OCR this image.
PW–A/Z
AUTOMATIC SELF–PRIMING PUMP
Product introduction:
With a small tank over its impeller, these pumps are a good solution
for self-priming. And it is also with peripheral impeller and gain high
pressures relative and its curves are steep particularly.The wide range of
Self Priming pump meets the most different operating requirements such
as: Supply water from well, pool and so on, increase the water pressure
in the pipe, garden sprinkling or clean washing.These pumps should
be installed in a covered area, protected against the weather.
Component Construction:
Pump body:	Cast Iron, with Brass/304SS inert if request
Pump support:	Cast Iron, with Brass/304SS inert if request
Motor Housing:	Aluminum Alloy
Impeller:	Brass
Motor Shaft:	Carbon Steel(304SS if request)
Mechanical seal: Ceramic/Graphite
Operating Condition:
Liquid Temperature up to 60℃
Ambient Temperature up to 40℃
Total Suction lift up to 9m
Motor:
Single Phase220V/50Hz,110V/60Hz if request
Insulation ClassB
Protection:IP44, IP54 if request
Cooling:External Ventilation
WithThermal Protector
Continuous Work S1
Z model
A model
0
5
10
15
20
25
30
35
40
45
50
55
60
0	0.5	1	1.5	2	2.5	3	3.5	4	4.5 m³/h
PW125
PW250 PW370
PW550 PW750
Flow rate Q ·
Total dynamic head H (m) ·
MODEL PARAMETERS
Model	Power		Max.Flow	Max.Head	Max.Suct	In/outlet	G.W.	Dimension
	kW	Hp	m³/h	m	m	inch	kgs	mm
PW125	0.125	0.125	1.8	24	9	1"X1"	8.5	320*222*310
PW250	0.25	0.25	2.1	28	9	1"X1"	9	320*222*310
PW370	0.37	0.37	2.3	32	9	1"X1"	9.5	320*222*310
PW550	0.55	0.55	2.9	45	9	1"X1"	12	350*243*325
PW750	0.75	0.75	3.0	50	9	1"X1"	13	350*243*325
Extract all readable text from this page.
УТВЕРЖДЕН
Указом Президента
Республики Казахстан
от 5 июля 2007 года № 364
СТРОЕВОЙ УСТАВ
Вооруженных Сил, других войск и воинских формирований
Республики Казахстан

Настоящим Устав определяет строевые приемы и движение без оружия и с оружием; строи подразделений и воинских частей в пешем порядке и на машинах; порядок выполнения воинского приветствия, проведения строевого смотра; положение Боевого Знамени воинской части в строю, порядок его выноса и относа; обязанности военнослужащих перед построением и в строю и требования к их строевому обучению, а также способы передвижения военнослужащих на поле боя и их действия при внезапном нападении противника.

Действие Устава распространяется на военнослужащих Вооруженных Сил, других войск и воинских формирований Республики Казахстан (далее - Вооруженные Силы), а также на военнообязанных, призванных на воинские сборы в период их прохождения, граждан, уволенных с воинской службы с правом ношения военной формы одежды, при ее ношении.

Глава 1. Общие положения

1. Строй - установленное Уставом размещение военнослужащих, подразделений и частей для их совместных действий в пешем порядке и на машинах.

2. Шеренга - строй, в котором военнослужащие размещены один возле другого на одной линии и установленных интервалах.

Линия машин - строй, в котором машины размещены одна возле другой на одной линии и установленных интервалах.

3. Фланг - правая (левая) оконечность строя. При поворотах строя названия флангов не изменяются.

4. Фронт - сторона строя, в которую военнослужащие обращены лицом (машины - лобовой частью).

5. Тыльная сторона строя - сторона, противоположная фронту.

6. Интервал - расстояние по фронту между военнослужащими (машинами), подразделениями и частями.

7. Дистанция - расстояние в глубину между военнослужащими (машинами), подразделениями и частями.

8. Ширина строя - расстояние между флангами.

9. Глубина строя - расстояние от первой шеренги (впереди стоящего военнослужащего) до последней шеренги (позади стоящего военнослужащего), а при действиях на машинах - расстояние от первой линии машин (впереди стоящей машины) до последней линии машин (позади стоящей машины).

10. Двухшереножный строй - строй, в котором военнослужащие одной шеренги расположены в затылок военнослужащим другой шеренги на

..............................

• _Task_
Above are some records. Print them all exactly.

• _Result of the exercise_
OCR this image.
PW–A/Z
AUTOMATIC SELF–PRIMING PUMP
Product introduction:
With a small tank over its impeller, these pumps are a good solution
for self-priming. And it is also with peripheral impeller and gain high
pressures relative and its curves are steep particularly.The wide range of
Self Priming pump meets the most different operating requirements such
as: Supply water from well, pool and so on, increase the water pressure
in the pipe, garden sprinkling or clean washing.These pumps should
be installed in a covered area, protected against the weather.
Component Construction:
Pump body:	Cast Iron, with Brass/304SS inert if request
Pump support:	Cast Iron, with Brass/304SS inert if request
Motor Housing:	Aluminum Alloy
Impeller:	Brass
Motor Shaft:	Carbon Steel(304SS if request)
Mechanical seal: Ceramic/Graphite
Operating Condition:
Liquid Temperature up to 60℃
Ambient Temperature up to 40℃
Total Suction lift up to 9m
Motor:
Single Phase220V/50Hz,110V/60Hz if request
Insulation ClassB
Protection:IP44, IP54 if request
Cooling:External Ventilation
WithThermal Protector
Continuous Work S1
Z model
A model
0
5
10
15
20
25
30
35
40
45
50
55
60
0	0.5	1	1.5	2	2.5	3	3.5	4	4.5 m³/h
PW125
PW250 PW370
PW550 PW750
Flow rate Q ·
Total dynamic head H (m) ·
MODEL PARAMETERS
Model	Power		Max.Flow	Max.Head	Max.Suct	In/outlet	G.W.	Dimension
	kW	Hp	m³/h	m	m	inch	kgs	mm
PW125	0.125	0.125	1.8	24	9	1"X1"	8.5	320*222*310
PW250	0.25	0.25	2.1	28	9	1"X1"	9	320*222*310
PW370	0.37	0.37	2.3	32	9	1"X1"	9.5	320*222*310
PW550	0.55	0.55	2.9	45	9	1"X1"	12	350*243*325
PW750	0.75	0.75	3.0	50	9	1"X1"	13	350*243*325
Extract all readable text from this page.
УТВЕРЖДЕН
Указом Президента
Республики Казахстан
от 5 июля 2007 года № 364
СТРОЕВОЙ УСТАВ
Вооруженных Сил, других войск и воинских формирований
Республики Казахстан

Настоящим Устав определяет строевые приемы и движение без оружия и с оружием; строи подразделений и воинских частей в пешем порядке и на машинах; порядок выполнения воинского приветствия, проведения строевого смотра; положение Боевого Знамени воинской части в строю, порядок его выноса и относа; обязанности военнослужащих перед построением и в строю и требования к их строевому обучению, а также способы передвижения военнослужащих на поле боя и их действия при внезапном нападении противника.

Действие Устава распространяется на военнослужащих Вооруженных Сил, других войск и воинских формирований Республики Казахстан (далее - Вооруженные Силы), а также на военнообязанных, призванных на воинские сборы в период их прохождения, граждан, уволенных с воинской службы с правом ношения военной формы одежды, при ее ношении.

Глава 1. Общие положения

1. Строй - установленное Уставом размещение военнослужащих, подразделений и частей для их совместных действий в пешем порядке и на машинах.

2. Шеренга - строй, в котором военнослужащие размещены один возле другого на одной линии и установленных интервалах.

Линия машин - строй, в котором машины размещены одна возле другой на одной линии и установленных интервалах.

3. Фланг - правая (левая) оконечность строя. При поворотах строя названия флангов не изменяются.

4. Фронт - сторона строя, в которую военнослужащие обращены лицом (машины - лобовой частью).

5. Тыльная сторона строя - сторона, противоположная фронту.

6. Интервал - расстояние по фронту между военнослужащими (машинами), подразделениями и частями.

7. Дистанция - расстояние в глубину между военнослужащими (машинами), подразделениями и частями.

8. Ширина строя - расстояние между флангами.

9. Глубина строя - расстояние от первой шеренги (впереди стоящего военнослужащего) до последней шеренги (позади стоящего военнослужащего), а при действиях на машинах - расстояние от первой линии машин (впереди стоящей машины) до последней линии машин (позади стоящей машины).

10. Двухшереножный строй - строй, в котором военнослужащие одной шеренги расположены в затылок военнослужащим другой шеренги на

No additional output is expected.